| What the task asks |
Pick out every line of the entries below where "Sprout" occurs, and copy those lines.
BEGIN Entries shown
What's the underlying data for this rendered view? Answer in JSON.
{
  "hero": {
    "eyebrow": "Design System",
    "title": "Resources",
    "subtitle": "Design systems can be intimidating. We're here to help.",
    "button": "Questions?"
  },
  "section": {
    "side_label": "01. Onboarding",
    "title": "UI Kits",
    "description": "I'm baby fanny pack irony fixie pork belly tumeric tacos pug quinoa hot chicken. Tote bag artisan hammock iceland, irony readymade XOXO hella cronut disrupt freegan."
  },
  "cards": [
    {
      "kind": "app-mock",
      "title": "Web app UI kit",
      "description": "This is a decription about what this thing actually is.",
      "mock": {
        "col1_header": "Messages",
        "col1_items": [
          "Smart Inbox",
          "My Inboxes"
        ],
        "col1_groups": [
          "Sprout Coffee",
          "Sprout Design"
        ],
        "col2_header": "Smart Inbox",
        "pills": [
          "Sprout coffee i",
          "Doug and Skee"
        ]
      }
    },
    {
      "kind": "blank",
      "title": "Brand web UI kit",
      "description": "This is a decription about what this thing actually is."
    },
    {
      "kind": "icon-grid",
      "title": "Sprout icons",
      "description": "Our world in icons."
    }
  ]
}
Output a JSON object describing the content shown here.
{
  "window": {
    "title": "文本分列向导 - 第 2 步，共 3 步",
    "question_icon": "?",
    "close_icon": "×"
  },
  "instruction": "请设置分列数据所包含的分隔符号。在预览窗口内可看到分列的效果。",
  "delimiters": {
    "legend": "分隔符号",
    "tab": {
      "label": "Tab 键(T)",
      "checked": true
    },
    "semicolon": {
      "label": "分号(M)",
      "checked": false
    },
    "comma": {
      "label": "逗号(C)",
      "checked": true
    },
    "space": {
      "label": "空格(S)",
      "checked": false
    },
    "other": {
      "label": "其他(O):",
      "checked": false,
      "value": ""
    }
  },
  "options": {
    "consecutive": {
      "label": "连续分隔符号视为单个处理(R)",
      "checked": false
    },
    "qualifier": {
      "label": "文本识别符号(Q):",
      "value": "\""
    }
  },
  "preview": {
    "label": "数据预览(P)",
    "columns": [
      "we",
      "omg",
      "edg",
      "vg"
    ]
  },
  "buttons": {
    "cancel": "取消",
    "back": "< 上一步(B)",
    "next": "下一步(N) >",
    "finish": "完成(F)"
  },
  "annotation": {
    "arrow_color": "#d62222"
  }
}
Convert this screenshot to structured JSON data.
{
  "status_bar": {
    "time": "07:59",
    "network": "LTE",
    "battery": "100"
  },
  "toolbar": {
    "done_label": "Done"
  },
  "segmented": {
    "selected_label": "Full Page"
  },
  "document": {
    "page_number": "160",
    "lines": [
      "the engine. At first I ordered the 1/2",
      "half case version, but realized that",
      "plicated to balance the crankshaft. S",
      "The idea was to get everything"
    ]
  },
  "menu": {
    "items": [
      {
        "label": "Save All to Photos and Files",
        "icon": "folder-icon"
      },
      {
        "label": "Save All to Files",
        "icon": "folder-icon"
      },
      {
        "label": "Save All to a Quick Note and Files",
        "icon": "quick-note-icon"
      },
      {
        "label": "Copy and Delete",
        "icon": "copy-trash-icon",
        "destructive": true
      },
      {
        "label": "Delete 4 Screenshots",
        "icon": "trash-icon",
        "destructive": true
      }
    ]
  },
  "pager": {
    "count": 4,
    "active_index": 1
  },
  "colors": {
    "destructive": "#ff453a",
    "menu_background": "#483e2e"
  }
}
END Entries shown
| The answer |
          "Sprout Coffee",
          "Sprout Design"
          "Sprout coffee i",
      "title": "Sprout icons",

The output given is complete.